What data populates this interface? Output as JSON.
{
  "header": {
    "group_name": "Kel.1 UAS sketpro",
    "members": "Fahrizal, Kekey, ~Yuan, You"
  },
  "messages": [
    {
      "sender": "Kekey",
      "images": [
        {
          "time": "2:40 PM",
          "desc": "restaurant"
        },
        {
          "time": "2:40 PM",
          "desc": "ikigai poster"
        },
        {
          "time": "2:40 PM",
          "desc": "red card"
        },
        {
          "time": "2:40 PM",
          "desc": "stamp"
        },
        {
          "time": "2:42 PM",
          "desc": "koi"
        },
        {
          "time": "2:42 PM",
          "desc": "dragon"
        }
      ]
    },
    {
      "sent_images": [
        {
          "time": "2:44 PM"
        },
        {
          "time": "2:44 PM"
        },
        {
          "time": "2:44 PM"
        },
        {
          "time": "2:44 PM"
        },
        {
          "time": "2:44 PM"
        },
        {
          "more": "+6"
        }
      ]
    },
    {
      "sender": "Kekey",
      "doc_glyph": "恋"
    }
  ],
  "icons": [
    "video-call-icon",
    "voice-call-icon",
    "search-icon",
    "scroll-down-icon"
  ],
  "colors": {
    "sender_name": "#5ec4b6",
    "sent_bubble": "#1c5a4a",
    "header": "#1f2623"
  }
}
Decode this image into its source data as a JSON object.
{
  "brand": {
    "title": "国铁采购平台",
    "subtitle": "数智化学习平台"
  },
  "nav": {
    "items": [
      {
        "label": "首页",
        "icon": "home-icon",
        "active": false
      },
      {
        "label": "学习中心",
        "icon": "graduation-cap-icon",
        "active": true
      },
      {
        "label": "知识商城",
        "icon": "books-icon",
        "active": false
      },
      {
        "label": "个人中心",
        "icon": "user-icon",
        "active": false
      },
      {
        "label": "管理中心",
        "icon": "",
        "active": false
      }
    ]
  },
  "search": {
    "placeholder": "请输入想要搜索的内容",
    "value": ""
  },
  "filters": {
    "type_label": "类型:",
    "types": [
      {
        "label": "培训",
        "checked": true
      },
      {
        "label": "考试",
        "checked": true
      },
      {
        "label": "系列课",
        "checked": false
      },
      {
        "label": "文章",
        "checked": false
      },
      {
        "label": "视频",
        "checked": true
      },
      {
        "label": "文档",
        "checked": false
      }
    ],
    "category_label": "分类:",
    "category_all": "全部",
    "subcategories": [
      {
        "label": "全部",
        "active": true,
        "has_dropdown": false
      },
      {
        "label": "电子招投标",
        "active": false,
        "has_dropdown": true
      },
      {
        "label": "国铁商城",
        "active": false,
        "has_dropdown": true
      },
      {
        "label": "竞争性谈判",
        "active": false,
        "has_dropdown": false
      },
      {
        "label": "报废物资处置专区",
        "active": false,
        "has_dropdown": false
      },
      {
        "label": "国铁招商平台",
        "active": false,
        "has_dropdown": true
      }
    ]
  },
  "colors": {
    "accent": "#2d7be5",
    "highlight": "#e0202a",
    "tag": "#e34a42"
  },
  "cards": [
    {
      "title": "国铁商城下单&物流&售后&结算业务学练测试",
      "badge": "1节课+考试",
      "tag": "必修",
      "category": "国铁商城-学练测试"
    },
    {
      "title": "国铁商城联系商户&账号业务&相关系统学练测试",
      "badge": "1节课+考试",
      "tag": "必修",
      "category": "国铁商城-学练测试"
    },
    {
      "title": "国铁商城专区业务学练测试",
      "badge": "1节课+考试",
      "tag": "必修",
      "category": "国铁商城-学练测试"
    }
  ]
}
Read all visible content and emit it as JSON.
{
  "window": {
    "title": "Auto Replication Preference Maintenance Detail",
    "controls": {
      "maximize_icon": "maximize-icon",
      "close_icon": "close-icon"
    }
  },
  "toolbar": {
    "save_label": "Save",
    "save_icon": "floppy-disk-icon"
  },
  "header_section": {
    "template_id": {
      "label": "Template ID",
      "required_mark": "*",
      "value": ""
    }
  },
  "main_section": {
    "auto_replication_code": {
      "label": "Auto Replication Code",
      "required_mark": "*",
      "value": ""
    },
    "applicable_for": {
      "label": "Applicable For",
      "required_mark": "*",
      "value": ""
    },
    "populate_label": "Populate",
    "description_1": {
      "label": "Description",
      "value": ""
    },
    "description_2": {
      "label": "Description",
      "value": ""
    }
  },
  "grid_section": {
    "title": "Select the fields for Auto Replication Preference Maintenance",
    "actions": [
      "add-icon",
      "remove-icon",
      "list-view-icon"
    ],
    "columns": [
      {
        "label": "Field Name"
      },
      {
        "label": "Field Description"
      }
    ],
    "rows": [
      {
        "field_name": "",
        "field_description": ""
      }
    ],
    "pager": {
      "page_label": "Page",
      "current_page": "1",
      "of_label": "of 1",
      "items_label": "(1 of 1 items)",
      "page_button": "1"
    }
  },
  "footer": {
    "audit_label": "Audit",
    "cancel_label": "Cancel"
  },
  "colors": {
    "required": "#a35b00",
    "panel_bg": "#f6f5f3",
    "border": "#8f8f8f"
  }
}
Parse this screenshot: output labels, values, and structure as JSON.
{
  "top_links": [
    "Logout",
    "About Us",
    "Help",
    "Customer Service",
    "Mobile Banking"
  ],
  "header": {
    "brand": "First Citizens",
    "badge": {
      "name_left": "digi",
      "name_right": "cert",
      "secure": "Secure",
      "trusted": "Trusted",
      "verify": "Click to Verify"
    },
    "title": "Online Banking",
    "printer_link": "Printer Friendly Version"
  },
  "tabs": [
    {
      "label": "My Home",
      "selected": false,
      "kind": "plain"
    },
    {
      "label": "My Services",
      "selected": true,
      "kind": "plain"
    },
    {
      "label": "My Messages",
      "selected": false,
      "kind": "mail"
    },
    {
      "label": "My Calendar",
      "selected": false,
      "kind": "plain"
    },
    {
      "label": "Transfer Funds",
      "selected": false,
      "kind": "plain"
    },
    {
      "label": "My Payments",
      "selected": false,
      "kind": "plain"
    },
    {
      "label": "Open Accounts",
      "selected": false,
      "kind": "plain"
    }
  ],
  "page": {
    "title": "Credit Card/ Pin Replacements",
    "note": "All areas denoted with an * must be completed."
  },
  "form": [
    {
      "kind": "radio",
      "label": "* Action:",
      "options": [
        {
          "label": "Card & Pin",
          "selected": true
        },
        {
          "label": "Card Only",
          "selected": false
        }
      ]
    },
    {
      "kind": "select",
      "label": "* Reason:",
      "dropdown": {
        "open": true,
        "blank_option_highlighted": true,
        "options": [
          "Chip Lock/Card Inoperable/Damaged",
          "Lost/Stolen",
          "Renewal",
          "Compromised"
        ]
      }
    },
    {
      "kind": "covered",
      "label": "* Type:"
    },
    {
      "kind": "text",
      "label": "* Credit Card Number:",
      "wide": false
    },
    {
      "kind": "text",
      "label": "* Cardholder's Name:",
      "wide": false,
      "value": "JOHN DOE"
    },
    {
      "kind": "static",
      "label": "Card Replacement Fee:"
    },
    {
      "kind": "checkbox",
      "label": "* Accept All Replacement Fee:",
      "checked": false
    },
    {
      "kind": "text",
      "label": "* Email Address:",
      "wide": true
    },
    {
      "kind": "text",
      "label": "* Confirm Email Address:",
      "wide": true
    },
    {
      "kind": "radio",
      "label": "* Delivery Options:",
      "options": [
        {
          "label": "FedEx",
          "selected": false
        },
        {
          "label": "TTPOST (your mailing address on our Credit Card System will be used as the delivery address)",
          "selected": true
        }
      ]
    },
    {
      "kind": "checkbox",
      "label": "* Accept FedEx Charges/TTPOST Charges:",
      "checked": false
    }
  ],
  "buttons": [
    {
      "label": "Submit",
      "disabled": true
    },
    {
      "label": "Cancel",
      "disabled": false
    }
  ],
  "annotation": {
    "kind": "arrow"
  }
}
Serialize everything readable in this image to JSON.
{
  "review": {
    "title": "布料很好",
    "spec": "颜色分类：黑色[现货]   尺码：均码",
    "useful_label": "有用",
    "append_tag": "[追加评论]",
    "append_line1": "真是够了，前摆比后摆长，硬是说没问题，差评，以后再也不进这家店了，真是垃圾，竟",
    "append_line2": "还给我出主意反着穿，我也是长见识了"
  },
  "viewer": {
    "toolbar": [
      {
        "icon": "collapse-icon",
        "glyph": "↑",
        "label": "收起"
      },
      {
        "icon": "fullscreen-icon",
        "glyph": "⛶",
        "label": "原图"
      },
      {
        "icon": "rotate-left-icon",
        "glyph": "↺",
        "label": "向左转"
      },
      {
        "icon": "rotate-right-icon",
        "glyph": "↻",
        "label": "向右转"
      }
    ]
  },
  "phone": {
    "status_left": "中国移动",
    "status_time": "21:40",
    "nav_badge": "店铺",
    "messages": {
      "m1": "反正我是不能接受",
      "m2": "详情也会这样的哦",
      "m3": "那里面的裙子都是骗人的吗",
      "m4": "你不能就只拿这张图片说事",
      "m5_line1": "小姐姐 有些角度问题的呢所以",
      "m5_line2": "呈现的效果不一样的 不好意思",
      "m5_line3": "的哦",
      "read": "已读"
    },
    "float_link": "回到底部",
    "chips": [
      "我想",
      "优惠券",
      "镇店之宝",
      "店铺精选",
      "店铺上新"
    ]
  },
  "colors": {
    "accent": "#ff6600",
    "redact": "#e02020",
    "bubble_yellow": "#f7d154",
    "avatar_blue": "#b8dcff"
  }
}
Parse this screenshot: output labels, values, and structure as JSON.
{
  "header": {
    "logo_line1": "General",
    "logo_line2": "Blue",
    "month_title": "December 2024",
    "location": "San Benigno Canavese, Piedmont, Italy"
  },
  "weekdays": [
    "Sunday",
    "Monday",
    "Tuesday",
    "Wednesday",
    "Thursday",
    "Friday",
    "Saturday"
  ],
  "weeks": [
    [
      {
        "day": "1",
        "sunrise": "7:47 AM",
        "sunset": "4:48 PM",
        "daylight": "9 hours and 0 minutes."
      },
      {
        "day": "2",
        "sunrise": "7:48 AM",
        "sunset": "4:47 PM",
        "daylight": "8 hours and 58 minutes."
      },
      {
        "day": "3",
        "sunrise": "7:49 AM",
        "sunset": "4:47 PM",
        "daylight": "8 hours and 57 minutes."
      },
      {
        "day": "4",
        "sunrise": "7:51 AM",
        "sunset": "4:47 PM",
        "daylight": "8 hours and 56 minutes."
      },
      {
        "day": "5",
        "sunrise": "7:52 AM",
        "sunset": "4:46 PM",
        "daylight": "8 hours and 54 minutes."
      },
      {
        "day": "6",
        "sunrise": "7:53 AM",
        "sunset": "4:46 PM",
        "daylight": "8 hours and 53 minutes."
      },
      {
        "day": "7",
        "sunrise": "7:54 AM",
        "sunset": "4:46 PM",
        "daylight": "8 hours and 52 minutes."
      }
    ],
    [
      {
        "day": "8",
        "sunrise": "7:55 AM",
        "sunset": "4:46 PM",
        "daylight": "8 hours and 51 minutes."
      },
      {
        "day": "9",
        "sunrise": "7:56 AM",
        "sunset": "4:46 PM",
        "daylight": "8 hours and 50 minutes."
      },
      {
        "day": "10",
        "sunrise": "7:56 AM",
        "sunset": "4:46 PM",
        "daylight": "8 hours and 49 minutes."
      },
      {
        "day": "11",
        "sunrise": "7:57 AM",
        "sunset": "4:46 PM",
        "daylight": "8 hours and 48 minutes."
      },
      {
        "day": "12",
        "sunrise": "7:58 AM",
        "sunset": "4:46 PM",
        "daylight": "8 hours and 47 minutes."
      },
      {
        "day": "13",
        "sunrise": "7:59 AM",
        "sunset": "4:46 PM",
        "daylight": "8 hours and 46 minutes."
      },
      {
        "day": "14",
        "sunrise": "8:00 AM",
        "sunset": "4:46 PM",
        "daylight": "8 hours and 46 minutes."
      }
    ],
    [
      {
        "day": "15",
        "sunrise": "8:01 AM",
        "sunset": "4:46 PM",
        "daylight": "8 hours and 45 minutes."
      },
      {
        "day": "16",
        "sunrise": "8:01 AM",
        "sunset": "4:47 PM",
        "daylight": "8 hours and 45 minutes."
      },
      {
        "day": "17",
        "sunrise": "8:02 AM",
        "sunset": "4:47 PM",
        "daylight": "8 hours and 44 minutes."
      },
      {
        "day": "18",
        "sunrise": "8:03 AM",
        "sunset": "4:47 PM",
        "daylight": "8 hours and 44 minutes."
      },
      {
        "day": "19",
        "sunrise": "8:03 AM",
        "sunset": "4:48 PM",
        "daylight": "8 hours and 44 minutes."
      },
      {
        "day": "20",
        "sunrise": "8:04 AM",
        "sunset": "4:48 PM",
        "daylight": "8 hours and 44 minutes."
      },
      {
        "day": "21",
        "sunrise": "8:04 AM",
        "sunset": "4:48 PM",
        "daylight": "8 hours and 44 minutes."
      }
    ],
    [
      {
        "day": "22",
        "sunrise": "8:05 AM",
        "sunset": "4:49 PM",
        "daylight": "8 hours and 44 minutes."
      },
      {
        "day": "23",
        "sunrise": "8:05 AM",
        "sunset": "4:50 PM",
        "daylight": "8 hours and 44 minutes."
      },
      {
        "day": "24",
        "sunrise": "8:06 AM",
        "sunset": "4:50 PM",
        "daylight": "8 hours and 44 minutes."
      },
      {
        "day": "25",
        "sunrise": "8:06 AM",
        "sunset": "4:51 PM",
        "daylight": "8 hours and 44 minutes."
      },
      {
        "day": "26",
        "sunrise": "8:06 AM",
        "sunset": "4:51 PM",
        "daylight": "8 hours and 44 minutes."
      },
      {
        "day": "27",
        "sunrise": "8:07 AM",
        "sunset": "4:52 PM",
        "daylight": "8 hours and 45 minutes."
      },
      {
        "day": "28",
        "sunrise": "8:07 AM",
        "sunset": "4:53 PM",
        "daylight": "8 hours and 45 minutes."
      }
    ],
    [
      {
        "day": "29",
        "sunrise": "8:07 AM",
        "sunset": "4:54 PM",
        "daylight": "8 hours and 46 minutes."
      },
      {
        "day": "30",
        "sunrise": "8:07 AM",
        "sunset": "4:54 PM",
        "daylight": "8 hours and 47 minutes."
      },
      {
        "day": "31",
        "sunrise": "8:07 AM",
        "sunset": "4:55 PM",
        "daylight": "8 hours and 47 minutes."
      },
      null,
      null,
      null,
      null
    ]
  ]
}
+ + + + + + +
• The request:
In the records above, locate the lines holding the word "data". Copy each of them.

• Finished task:
What data populates this interface? Output as JSON.
Decode this image into its source data as a JSON object.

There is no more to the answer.